··· Provided data

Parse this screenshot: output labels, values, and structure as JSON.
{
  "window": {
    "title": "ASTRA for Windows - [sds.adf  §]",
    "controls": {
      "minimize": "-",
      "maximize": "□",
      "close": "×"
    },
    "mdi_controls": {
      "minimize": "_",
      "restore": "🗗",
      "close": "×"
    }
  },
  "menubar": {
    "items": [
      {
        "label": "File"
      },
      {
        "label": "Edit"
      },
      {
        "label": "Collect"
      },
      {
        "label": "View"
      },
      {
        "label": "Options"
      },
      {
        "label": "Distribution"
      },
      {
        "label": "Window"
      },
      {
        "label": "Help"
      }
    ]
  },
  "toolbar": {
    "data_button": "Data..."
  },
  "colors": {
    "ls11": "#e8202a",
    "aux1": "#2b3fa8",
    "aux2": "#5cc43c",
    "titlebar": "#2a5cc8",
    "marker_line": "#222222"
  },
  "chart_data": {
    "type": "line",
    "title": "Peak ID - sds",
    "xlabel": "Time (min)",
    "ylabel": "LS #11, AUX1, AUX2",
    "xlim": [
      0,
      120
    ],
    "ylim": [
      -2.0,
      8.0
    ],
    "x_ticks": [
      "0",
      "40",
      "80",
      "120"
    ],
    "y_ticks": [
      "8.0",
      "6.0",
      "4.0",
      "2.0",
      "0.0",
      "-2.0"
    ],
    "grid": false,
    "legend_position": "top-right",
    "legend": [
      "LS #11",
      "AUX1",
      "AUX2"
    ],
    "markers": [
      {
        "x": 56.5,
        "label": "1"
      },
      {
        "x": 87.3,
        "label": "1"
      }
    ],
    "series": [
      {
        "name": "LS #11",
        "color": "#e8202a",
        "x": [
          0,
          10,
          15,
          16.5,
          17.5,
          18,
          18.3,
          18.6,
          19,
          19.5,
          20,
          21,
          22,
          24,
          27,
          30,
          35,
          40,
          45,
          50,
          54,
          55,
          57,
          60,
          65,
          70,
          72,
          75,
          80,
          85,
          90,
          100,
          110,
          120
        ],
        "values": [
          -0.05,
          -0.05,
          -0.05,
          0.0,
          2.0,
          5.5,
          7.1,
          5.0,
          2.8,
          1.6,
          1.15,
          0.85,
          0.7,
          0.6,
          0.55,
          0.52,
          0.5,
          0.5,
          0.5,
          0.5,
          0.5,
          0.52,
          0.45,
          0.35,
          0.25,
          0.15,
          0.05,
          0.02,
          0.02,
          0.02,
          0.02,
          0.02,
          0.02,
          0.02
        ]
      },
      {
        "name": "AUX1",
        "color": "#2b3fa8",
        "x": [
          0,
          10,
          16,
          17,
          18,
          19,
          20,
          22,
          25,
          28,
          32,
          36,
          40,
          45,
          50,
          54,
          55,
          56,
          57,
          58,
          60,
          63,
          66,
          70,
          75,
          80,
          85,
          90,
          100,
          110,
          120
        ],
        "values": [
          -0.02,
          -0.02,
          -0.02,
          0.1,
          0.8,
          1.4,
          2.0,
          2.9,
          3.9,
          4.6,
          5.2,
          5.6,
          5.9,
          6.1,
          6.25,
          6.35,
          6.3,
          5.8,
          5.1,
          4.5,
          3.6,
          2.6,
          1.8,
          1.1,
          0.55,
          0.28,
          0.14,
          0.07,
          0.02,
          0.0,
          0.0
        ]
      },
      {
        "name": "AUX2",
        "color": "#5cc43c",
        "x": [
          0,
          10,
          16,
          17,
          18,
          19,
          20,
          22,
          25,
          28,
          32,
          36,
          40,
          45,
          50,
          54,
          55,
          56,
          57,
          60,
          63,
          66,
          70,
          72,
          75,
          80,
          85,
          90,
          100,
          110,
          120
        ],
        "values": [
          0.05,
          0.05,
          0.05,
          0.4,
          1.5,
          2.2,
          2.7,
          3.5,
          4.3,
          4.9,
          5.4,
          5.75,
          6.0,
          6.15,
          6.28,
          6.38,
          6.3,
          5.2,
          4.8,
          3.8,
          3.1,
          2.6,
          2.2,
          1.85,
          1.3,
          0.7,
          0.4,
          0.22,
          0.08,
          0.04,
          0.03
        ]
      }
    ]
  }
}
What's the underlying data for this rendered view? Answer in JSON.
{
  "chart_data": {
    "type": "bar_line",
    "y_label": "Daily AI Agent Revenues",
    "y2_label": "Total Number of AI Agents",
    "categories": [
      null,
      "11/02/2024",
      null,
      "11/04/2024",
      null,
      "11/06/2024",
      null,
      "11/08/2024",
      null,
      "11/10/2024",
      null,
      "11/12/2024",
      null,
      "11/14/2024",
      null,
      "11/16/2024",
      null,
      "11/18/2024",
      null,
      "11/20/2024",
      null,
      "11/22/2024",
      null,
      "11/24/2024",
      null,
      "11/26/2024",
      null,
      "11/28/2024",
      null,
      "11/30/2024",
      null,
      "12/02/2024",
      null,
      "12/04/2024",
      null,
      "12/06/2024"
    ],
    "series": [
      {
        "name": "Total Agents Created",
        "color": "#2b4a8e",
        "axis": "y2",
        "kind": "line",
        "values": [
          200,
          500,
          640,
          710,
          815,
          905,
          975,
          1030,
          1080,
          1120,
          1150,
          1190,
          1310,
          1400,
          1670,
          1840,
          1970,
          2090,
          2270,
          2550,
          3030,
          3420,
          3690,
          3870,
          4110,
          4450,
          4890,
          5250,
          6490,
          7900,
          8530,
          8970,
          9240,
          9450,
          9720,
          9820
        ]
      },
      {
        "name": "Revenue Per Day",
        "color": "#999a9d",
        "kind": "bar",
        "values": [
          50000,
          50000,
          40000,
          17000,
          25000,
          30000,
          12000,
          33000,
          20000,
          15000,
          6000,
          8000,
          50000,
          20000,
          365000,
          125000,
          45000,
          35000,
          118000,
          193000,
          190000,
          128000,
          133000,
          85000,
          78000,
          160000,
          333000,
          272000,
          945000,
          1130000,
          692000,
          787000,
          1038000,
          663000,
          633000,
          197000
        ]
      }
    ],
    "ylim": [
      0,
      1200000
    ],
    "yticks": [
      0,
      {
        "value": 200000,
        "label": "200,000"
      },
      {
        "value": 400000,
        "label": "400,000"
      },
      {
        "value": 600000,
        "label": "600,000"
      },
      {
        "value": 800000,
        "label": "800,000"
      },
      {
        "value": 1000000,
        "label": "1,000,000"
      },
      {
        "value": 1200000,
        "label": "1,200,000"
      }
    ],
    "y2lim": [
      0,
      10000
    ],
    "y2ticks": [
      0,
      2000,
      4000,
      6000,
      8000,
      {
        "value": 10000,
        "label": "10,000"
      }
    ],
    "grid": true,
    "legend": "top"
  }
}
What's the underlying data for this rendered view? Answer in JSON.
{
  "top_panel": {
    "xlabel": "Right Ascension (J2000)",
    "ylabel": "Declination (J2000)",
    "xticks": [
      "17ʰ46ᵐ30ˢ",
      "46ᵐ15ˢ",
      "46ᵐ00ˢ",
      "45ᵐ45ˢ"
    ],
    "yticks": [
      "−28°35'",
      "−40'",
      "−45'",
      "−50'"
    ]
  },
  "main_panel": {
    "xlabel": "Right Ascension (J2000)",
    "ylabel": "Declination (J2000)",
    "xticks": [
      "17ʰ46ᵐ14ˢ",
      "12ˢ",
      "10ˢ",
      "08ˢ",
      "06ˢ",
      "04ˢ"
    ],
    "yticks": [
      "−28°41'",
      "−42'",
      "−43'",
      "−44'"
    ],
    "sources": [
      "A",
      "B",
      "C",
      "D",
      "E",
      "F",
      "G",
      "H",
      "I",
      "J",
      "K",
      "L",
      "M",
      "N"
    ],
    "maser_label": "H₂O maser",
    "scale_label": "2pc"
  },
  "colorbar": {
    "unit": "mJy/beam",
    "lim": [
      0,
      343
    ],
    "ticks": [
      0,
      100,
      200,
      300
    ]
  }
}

······

> Stated exercise
Determine how many lines include the word "Agents" and report that number by itself.

> Result of this task
2